What is needed —
In the records below, find each line containing the word "Carport" and copy it.

Entries provided —
☆ ☆ ☆ ☆ ☆ ☆ ☆
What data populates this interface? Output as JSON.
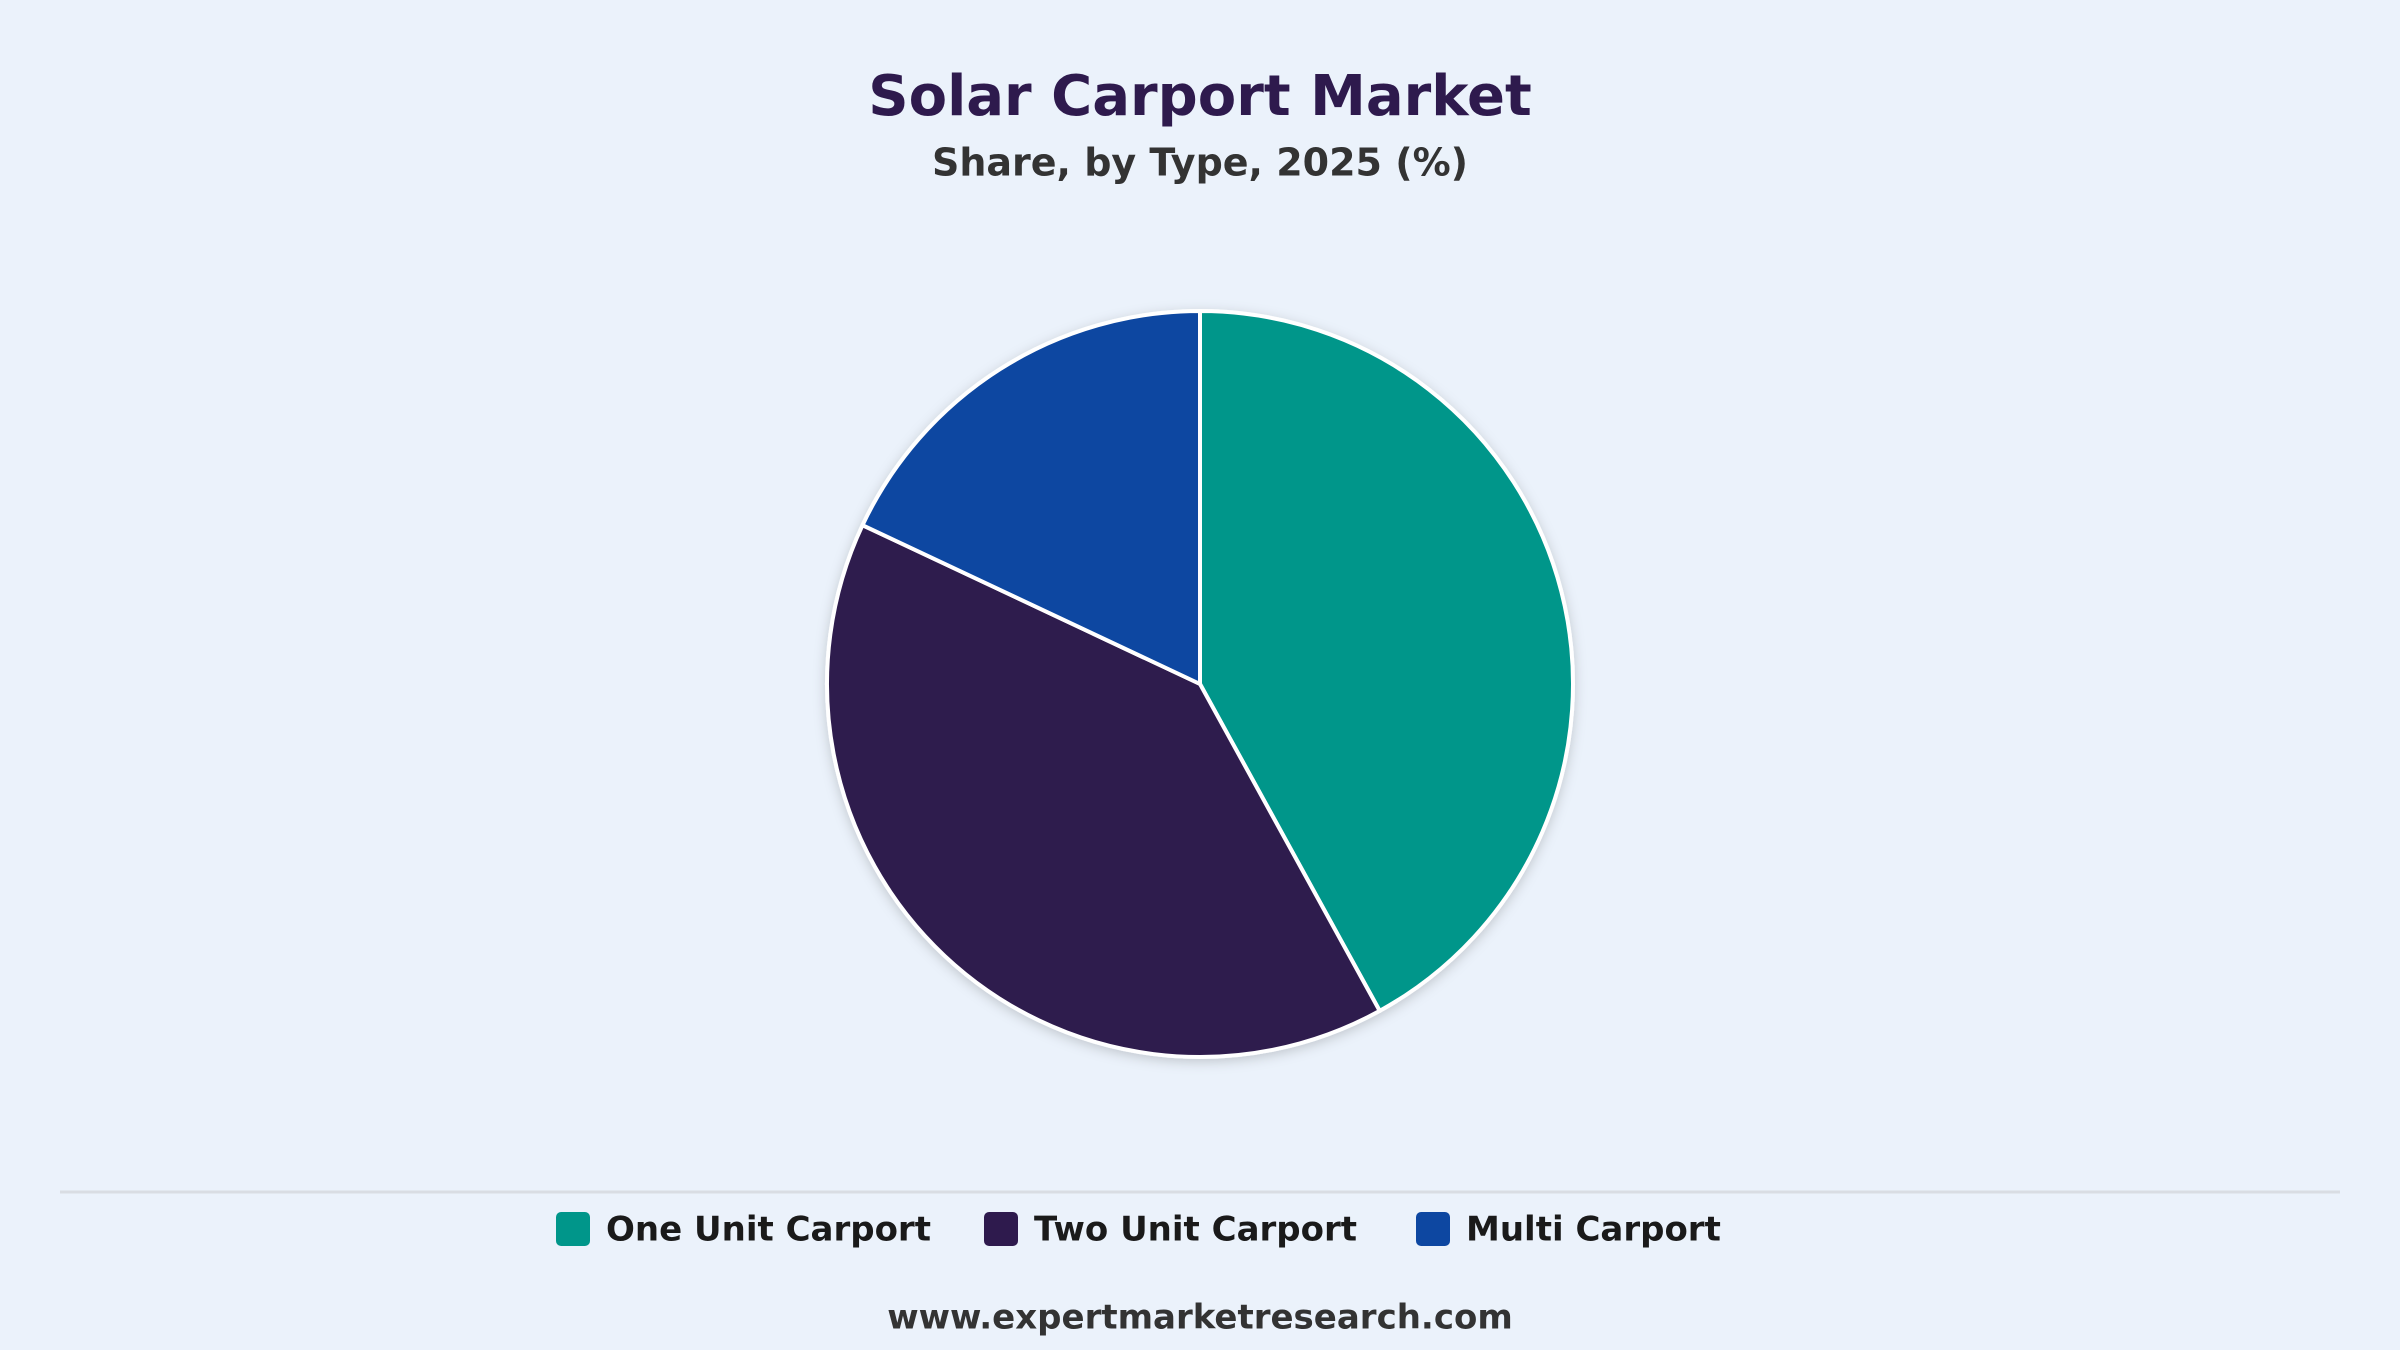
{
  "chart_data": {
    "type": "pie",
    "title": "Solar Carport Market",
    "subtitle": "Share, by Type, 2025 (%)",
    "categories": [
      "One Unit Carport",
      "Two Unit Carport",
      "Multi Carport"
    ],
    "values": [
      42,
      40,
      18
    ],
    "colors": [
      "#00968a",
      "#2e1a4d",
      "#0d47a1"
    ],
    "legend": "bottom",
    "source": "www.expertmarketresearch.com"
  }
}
☆ ☆ ☆ ☆ ☆ ☆ ☆
Task response —
    "title": "Solar Carport Market",
      "One Unit Carport",
      "Two Unit Carport",
      "Multi Carport"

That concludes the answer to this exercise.